» **BRIEF**: From the material below, list every line containing "pożarowej".

» **SUPPLIED RECORDS**:

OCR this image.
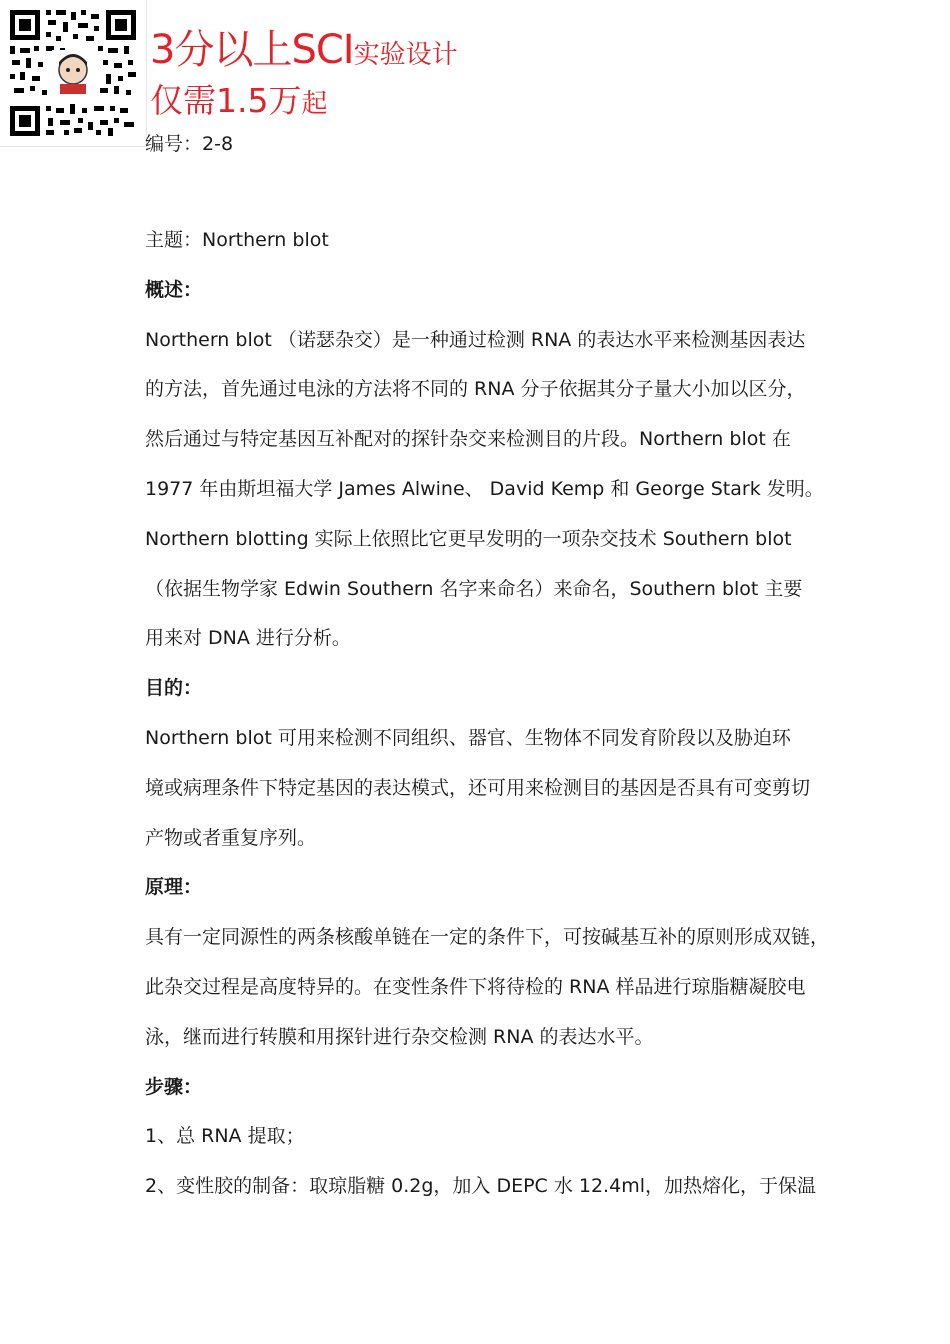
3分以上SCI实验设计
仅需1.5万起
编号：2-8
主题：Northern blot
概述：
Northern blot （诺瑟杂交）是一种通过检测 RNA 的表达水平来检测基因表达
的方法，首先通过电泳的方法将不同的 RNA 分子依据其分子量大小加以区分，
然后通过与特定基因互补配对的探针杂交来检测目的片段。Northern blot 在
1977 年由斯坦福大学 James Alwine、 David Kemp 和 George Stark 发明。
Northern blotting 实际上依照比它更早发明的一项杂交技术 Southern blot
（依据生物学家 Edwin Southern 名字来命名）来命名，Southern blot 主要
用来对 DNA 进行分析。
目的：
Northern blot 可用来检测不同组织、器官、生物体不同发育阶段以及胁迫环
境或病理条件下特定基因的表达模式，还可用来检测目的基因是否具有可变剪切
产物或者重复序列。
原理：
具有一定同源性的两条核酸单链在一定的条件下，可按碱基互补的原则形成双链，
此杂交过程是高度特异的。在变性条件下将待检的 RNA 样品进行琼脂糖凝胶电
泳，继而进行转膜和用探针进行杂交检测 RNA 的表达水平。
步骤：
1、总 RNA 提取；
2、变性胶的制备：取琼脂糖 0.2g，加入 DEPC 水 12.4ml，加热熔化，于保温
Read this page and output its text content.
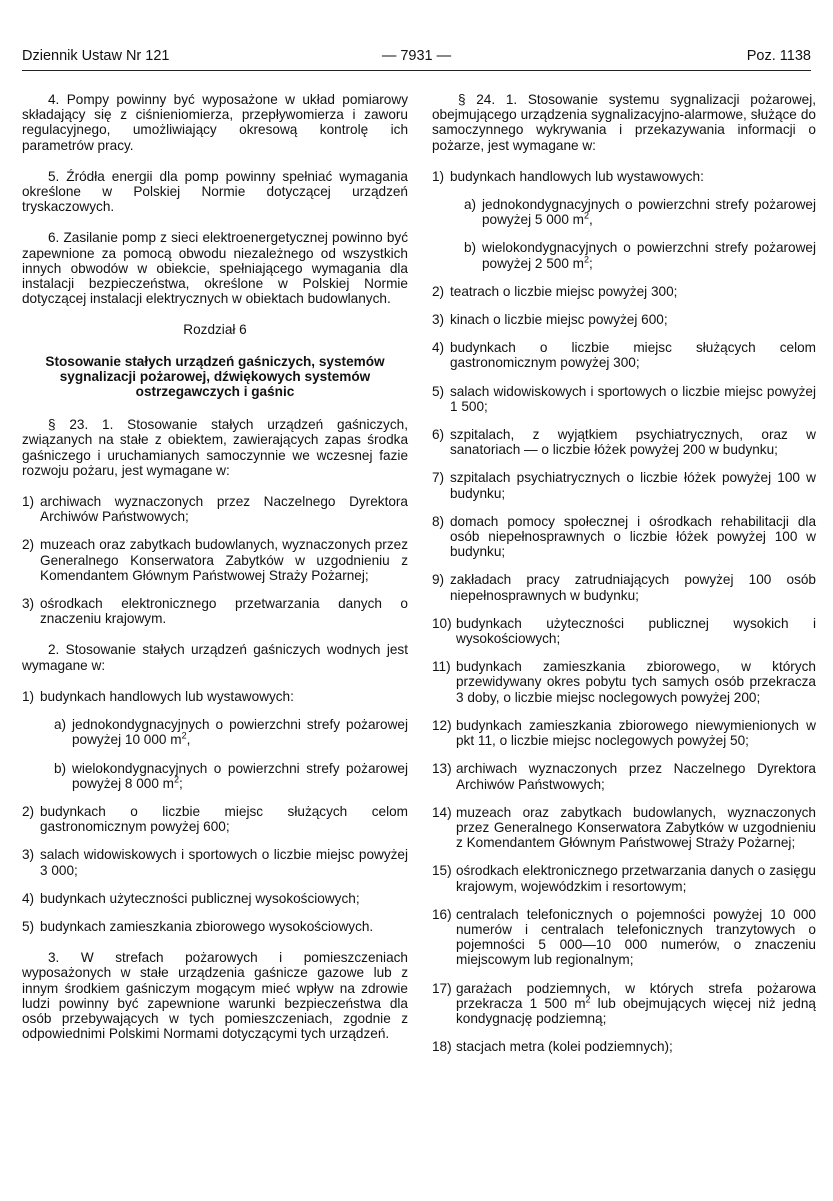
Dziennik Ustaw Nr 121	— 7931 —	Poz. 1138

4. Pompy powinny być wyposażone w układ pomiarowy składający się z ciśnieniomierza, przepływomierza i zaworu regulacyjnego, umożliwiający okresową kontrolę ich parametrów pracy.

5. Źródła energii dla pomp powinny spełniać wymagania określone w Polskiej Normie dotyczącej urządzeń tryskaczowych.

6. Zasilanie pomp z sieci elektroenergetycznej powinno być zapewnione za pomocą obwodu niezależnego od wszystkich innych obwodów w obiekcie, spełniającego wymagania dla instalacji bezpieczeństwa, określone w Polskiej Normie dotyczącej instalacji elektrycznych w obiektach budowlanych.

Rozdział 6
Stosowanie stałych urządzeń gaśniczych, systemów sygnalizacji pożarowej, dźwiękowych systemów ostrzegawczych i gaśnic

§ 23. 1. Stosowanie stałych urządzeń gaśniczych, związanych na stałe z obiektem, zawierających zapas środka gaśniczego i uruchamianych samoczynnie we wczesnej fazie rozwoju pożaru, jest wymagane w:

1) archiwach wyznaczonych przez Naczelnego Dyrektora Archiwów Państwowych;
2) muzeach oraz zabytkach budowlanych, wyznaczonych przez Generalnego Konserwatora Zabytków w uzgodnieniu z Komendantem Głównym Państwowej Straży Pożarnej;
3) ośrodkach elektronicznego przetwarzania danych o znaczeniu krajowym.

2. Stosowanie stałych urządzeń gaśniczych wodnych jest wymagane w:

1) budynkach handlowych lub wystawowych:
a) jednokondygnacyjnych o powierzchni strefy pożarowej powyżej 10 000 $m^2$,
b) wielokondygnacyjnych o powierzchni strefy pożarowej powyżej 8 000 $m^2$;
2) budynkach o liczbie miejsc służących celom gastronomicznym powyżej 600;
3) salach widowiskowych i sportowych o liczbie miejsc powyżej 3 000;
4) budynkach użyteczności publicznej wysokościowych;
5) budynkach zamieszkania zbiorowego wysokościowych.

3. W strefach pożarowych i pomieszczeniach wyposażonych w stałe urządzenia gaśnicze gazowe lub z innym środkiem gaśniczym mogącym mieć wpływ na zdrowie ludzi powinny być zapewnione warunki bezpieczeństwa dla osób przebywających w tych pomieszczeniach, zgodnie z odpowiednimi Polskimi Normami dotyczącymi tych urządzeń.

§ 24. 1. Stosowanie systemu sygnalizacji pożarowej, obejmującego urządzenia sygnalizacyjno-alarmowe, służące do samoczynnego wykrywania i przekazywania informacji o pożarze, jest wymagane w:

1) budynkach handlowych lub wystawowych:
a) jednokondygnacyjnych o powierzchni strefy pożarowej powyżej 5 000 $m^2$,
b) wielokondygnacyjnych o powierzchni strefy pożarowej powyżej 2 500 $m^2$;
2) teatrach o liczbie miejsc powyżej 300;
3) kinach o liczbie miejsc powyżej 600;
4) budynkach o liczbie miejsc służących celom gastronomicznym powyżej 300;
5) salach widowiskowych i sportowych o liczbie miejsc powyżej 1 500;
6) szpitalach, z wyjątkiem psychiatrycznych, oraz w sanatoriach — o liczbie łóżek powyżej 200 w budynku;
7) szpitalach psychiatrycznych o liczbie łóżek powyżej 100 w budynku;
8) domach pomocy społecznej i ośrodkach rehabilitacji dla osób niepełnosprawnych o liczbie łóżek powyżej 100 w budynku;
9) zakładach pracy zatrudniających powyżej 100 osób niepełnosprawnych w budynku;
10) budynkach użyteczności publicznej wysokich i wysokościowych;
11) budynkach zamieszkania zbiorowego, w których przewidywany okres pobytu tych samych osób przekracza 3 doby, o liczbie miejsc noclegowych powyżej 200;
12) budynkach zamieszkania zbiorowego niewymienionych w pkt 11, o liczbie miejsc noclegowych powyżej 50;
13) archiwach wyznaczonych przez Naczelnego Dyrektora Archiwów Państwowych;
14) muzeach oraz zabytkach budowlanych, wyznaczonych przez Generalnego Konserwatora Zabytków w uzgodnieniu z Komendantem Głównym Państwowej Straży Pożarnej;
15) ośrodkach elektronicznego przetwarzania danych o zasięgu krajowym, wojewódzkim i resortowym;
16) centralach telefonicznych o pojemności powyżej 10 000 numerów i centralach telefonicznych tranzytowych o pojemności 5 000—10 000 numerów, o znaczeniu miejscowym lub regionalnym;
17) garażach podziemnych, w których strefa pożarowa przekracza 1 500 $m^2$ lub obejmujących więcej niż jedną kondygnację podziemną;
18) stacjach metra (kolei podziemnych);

» **RESPONSE**:
Stosowanie stałych urządzeń gaśniczych, systemów sygnalizacji pożarowej, dźwiękowych systemów ostrzegawczych i gaśnic
a) jednokondygnacyjnych o powierzchni strefy pożarowej powyżej 10 000 $m^2$,
b) wielokondygnacyjnych o powierzchni strefy pożarowej powyżej 8 000 $m^2$;
§ 24. 1. Stosowanie systemu sygnalizacji pożarowej, obejmującego urządzenia sygnalizacyjno-alarmowe, służące do samoczynnego wykrywania i przekazywania informacji o pożarze, jest wymagane w:
a) jednokondygnacyjnych o powierzchni strefy pożarowej powyżej 5 000 $m^2$,
b) wielokondygnacyjnych o powierzchni strefy pożarowej powyżej 2 500 $m^2$;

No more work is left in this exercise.